Dataset rows
────────────────
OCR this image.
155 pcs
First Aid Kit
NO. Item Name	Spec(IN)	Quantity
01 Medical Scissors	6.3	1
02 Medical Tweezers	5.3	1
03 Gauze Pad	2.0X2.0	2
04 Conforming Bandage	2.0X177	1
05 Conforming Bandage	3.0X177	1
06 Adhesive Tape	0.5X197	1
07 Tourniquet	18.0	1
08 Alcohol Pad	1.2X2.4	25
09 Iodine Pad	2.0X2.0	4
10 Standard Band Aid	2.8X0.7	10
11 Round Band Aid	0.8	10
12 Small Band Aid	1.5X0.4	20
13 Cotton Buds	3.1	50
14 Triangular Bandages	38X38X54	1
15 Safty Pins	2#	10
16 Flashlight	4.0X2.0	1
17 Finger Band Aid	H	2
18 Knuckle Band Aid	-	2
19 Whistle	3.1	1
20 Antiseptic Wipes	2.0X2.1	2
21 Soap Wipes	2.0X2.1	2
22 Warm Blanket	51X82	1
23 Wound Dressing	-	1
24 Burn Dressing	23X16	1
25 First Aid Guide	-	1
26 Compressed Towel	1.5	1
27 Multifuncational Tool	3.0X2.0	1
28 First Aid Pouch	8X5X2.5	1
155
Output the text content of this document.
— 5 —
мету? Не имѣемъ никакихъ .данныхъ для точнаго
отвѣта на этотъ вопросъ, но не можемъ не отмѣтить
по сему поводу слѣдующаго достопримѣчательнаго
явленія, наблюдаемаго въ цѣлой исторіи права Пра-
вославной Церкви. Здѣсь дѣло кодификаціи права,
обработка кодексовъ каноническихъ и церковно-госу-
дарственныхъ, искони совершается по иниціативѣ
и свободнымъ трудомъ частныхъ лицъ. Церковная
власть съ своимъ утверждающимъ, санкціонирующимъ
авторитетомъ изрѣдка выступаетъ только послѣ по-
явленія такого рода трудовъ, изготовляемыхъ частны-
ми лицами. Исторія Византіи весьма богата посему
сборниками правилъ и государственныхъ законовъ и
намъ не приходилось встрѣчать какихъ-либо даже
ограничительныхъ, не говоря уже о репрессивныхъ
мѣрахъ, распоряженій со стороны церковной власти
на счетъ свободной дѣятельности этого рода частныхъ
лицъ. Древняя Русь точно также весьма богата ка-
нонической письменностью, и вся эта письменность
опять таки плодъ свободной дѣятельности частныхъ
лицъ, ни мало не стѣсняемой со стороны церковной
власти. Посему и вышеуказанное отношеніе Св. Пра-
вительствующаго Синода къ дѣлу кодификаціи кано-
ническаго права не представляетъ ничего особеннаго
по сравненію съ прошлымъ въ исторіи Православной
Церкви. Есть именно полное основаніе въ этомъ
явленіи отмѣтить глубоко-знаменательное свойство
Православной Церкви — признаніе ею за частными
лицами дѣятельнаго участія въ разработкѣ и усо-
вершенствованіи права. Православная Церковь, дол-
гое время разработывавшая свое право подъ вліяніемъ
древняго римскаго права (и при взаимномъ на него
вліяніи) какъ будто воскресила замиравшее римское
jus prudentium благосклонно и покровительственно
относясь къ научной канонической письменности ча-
────────────────
* **What to produce**
Reproduce the material in full, with no word added or dropped.

* **Answer to this task**
OCR this image.
155 pcs
First Aid Kit
NO. Item Name	Spec(IN)	Quantity
01 Medical Scissors	6.3	1
02 Medical Tweezers	5.3	1
03 Gauze Pad	2.0X2.0	2
04 Conforming Bandage	2.0X177	1
05 Conforming Bandage	3.0X177	1
06 Adhesive Tape	0.5X197	1
07 Tourniquet	18.0	1
08 Alcohol Pad	1.2X2.4	25
09 Iodine Pad	2.0X2.0	4
10 Standard Band Aid	2.8X0.7	10
11 Round Band Aid	0.8	10
12 Small Band Aid	1.5X0.4	20
13 Cotton Buds	3.1	50
14 Triangular Bandages	38X38X54	1
15 Safty Pins	2#	10
16 Flashlight	4.0X2.0	1
17 Finger Band Aid	H	2
18 Knuckle Band Aid	-	2
19 Whistle	3.1	1
20 Antiseptic Wipes	2.0X2.1	2
21 Soap Wipes	2.0X2.1	2
22 Warm Blanket	51X82	1
23 Wound Dressing	-	1
24 Burn Dressing	23X16	1
25 First Aid Guide	-	1
26 Compressed Towel	1.5	1
27 Multifuncational Tool	3.0X2.0	1
28 First Aid Pouch	8X5X2.5	1
155
Output the text content of this document.
— 5 —
мету? Не имѣемъ никакихъ .данныхъ для точнаго
отвѣта на этотъ вопросъ, но не можемъ не отмѣтить
по сему поводу слѣдующаго достопримѣчательнаго
явленія, наблюдаемаго въ цѣлой исторіи права Пра-
вославной Церкви. Здѣсь дѣло кодификаціи права,
обработка кодексовъ каноническихъ и церковно-госу-
дарственныхъ, искони совершается по иниціативѣ
и свободнымъ трудомъ частныхъ лицъ. Церковная
власть съ своимъ утверждающимъ, санкціонирующимъ
авторитетомъ изрѣдка выступаетъ только послѣ по-
явленія такого рода трудовъ, изготовляемыхъ частны-
ми лицами. Исторія Византіи весьма богата посему
сборниками правилъ и государственныхъ законовъ и
намъ не приходилось встрѣчать какихъ-либо даже
ограничительныхъ, не говоря уже о репрессивныхъ
мѣрахъ, распоряженій со стороны церковной власти
на счетъ свободной дѣятельности этого рода частныхъ
лицъ. Древняя Русь точно также весьма богата ка-
нонической письменностью, и вся эта письменность
опять таки плодъ свободной дѣятельности частныхъ
лицъ, ни мало не стѣсняемой со стороны церковной
власти. Посему и вышеуказанное отношеніе Св. Пра-
вительствующаго Синода къ дѣлу кодификаціи кано-
ническаго права не представляетъ ничего особеннаго
по сравненію съ прошлымъ въ исторіи Православной
Церкви. Есть именно полное основаніе въ этомъ
явленіи отмѣтить глубоко-знаменательное свойство
Православной Церкви — признаніе ею за частными
лицами дѣятельнаго участія въ разработкѣ и усо-
вершенствованіи права. Православная Церковь, дол-
гое время разработывавшая свое право подъ вліяніемъ
древняго римскаго права (и при взаимномъ на него
вліяніи) какъ будто воскресила замиравшее римское
jus prudentium благосклонно и покровительственно
относясь къ научной канонической письменности ча-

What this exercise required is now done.